[Exercise prompt]:
Copy each line below that includes "hits".

Saved data entries

------------------------------------

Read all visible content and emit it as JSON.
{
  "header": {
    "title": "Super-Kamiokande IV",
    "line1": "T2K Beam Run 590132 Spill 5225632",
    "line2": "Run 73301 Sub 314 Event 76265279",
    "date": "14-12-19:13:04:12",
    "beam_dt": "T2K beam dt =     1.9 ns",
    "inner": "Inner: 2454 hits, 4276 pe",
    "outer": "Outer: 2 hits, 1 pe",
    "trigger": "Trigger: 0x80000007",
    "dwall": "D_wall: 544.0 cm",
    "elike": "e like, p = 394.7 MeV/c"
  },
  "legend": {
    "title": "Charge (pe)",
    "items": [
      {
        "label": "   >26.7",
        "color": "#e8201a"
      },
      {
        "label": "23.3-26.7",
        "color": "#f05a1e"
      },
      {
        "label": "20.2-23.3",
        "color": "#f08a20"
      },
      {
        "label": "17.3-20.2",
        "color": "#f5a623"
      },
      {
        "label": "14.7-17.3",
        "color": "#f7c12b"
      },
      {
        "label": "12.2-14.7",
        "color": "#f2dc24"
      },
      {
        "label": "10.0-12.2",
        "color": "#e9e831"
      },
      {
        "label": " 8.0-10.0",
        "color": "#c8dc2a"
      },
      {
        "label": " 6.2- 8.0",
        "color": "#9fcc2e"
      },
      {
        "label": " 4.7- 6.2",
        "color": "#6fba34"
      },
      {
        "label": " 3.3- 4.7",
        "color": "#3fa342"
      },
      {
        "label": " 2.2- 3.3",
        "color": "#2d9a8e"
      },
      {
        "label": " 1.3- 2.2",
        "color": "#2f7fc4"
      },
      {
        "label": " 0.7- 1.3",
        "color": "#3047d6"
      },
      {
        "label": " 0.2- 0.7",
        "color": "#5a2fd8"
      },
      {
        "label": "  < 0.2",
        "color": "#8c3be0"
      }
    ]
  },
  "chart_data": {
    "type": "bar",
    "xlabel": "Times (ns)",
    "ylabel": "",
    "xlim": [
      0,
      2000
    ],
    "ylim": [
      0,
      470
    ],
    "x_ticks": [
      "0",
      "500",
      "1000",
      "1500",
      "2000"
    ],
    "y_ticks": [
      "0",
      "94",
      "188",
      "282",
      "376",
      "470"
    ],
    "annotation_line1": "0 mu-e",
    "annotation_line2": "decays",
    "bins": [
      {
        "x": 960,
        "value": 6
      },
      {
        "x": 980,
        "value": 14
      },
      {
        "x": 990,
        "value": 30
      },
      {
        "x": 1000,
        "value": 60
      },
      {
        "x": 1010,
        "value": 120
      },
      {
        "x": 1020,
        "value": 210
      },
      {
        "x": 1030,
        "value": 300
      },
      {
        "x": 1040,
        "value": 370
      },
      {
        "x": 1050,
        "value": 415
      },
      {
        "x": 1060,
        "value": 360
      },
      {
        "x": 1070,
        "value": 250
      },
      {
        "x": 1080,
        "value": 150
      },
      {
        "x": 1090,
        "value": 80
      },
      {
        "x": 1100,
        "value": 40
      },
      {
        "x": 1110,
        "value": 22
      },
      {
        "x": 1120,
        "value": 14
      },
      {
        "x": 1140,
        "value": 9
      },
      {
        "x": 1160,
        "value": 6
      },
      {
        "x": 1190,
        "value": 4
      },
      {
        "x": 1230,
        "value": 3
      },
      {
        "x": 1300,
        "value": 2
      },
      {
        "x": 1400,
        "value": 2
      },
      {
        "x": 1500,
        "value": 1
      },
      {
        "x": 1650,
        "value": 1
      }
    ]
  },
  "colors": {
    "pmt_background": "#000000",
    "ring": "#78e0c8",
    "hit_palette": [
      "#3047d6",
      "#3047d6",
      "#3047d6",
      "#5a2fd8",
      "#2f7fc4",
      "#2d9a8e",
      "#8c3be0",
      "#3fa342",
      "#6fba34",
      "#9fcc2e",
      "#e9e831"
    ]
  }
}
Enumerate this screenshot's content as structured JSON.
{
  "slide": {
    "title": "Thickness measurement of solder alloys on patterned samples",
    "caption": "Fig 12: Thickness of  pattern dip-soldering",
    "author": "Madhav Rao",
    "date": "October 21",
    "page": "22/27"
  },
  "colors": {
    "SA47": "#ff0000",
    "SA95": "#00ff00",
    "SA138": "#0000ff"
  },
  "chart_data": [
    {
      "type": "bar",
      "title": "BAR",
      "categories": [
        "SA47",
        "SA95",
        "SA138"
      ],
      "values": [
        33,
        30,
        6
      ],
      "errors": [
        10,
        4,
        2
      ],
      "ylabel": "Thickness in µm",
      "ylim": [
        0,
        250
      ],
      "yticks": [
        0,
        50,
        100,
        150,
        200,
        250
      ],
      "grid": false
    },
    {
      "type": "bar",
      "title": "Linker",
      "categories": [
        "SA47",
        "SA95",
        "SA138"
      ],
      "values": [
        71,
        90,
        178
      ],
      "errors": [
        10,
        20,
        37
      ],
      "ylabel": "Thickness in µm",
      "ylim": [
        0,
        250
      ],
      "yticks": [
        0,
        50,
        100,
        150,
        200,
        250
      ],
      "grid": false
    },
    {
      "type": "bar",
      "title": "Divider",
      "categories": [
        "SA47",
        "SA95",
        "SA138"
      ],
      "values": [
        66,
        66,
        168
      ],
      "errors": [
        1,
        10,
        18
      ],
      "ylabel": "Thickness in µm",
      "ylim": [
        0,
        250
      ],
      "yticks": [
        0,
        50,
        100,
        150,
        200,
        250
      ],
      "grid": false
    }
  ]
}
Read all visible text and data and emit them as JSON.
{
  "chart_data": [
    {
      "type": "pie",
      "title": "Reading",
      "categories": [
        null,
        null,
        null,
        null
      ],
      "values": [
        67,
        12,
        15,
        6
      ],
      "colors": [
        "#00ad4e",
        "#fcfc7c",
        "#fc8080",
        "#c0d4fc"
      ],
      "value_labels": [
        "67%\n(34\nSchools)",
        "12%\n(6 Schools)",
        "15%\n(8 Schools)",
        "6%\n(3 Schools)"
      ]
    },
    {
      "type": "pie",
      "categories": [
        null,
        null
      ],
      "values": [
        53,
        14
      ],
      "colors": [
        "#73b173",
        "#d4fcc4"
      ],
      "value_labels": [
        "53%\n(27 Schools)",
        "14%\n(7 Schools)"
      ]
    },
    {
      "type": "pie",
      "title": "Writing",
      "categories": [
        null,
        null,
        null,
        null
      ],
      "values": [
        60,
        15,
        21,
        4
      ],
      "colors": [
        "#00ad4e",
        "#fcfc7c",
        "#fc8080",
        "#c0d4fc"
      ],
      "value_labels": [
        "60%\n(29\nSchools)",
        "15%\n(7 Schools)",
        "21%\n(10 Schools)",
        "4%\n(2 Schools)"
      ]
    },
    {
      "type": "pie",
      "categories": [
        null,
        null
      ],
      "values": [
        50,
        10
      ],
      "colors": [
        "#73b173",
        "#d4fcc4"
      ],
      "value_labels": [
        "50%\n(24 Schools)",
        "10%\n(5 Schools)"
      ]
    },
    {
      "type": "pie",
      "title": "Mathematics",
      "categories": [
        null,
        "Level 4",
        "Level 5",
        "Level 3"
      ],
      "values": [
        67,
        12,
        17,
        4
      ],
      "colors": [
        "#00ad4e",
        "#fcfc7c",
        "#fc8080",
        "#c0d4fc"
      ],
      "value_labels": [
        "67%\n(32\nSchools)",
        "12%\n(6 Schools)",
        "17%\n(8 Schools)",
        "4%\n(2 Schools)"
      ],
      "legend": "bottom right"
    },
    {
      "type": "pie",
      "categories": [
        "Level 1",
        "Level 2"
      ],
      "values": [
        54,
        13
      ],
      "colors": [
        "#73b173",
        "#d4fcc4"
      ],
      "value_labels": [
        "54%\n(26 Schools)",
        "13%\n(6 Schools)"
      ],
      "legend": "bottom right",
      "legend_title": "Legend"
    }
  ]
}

------------------------------------

[Response to this task]:
    "inner": "Inner: 2454 hits, 4276 pe",
    "outer": "Outer: 2 hits, 1 pe",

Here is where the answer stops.